Given data:
+++++

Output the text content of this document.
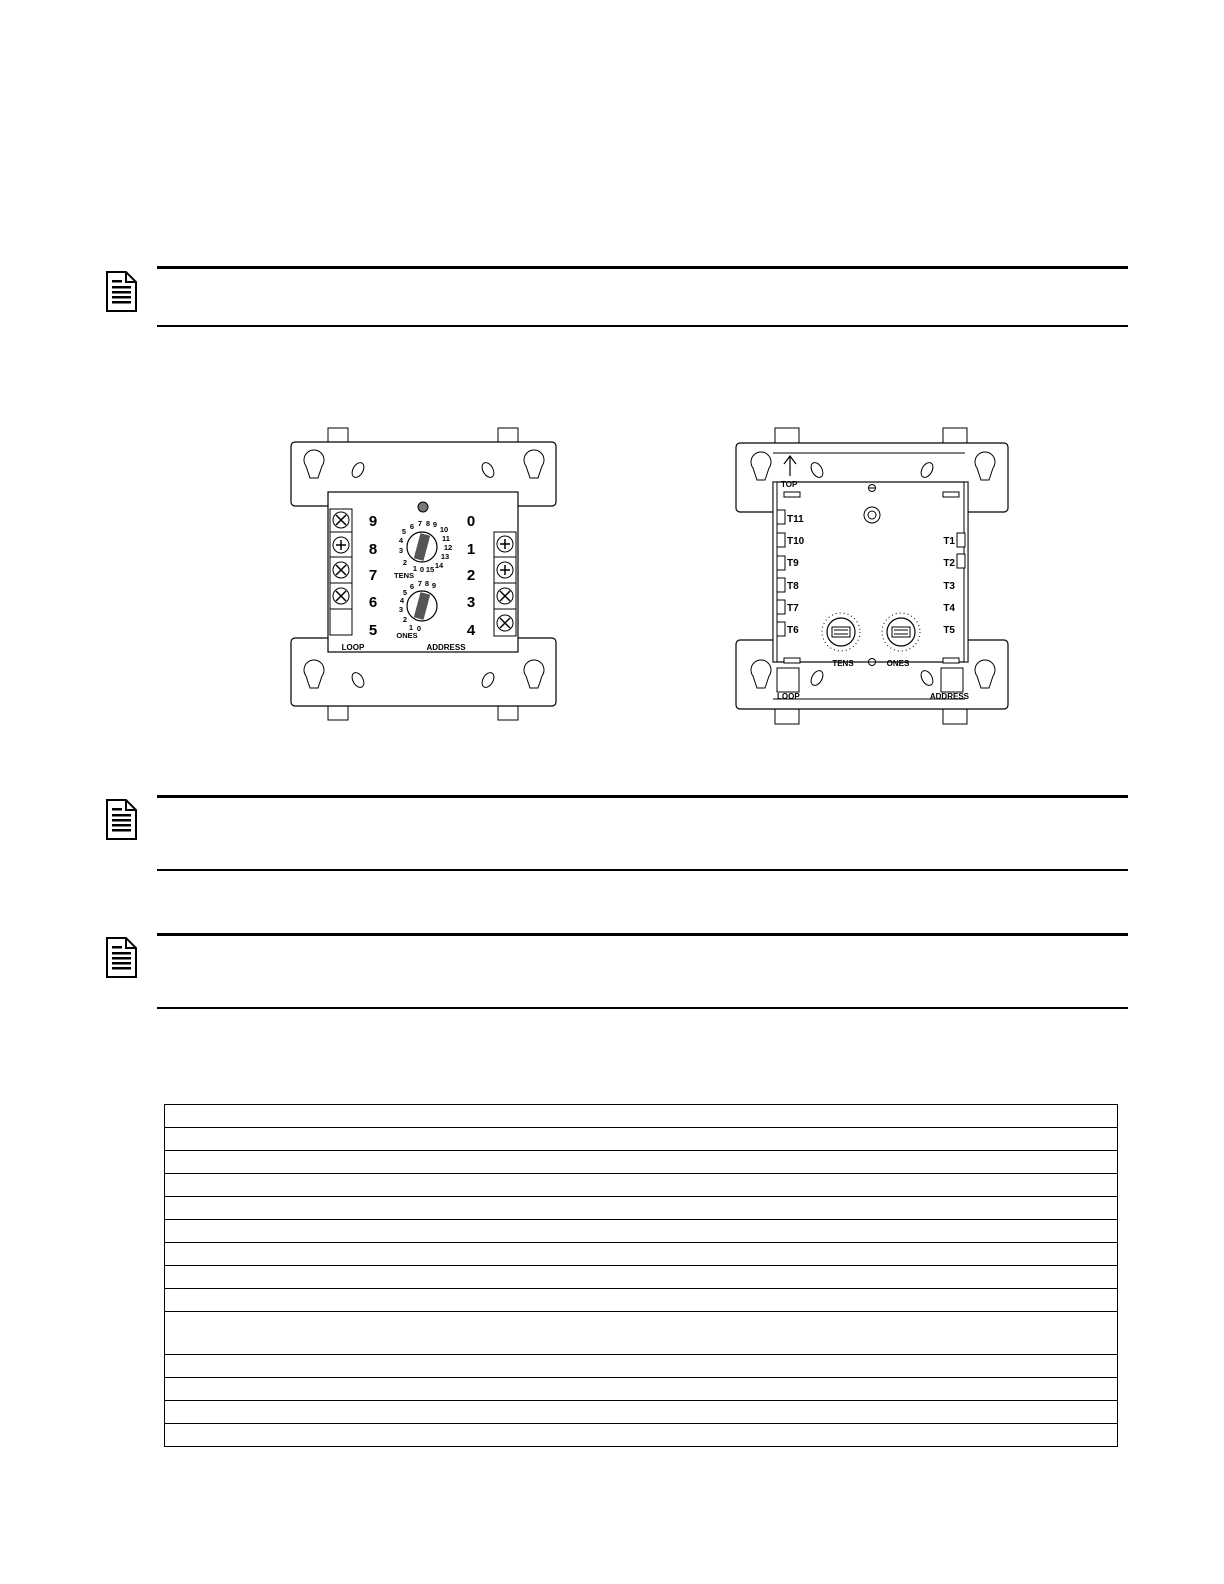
9
8
7
6
5
0
1
2
3
4
1
2
3
4
5
6 7 8 9
10
11
12
13
14
15
0
TENS
1
2
3
4
5
6 7 8 9
0
ONES
LOOP	ADDRESS
TOP
T11
T10
T9
T8
T7
T6
T1
T2
T3
T4
T5
TENS	ONES
LOOP	ADDRESS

+++++

To do:
Write out each entry exactly as given, omitting any picture.

Reply to the task:
Output the text content of this document.
9
8
7
6
5
0
1
2
3
4
1
2
3
4
5
6 7 8 9
10
11
12
13
14
15
0
TENS
1
2
3
4
5
6 7 8 9
0
ONES
LOOP	ADDRESS
TOP
T11
T10
T9
T8
T7
T6
T1
T2
T3
T4
T5
TENS	ONES
LOOP	ADDRESS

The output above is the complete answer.